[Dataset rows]
====

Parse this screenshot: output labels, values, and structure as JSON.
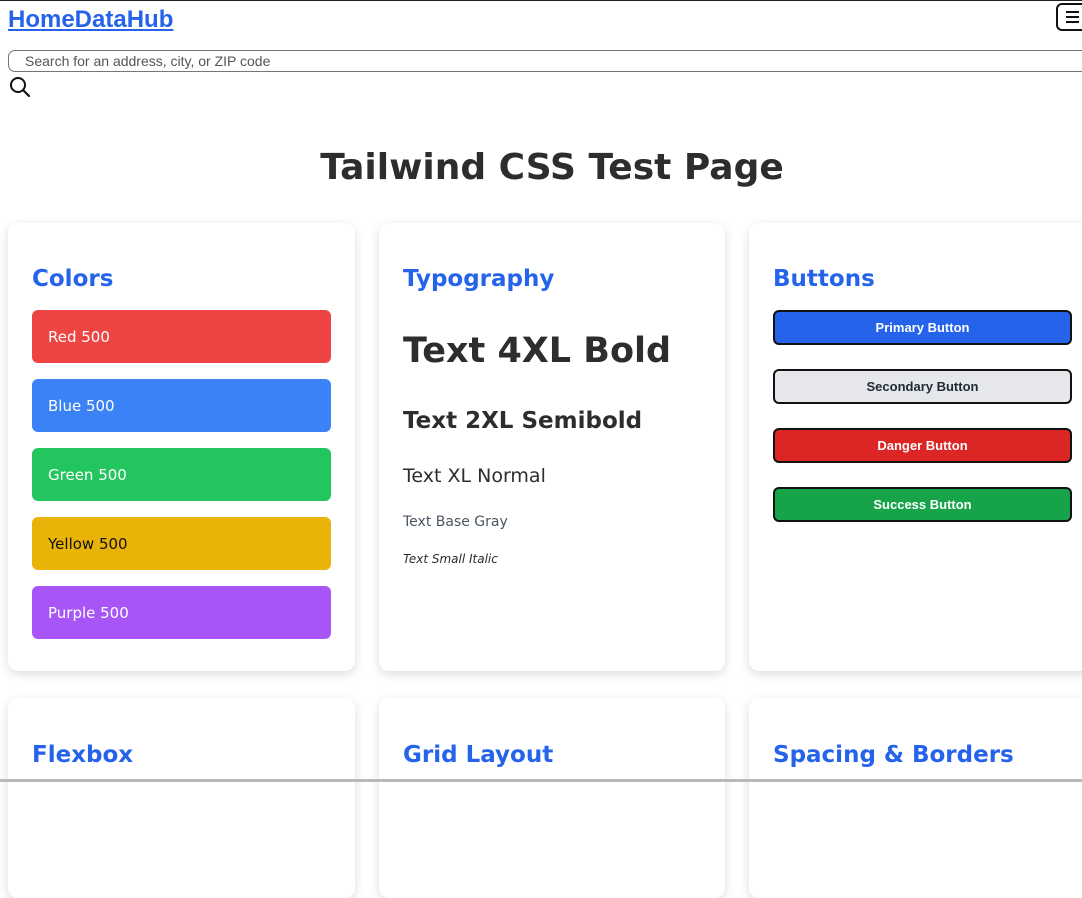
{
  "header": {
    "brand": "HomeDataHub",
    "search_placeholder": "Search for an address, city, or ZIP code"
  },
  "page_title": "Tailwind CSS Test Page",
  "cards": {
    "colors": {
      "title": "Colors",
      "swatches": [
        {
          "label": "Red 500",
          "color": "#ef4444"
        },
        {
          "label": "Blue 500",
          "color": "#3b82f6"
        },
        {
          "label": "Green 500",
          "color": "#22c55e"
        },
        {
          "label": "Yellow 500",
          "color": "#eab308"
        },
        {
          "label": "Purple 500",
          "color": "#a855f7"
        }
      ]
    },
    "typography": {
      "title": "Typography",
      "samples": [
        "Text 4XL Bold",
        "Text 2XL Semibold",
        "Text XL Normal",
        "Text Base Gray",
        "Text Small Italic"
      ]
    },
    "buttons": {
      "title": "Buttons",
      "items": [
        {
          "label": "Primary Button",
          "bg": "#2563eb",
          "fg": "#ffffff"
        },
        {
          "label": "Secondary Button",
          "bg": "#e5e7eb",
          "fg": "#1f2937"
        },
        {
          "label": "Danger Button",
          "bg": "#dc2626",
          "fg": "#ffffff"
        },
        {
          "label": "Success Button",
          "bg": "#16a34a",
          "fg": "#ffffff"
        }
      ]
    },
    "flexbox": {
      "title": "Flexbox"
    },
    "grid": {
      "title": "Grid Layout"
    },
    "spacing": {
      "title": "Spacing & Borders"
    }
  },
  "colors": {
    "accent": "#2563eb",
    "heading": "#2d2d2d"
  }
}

====

WHAT YOU ARE ASKED TO DO: Copy every line of the entries above in which "Text" occurs.

TASK SOLUTION:
        "Text 4XL Bold",
        "Text 2XL Semibold",
        "Text XL Normal",
        "Text Base Gray",
        "Text Small Italic"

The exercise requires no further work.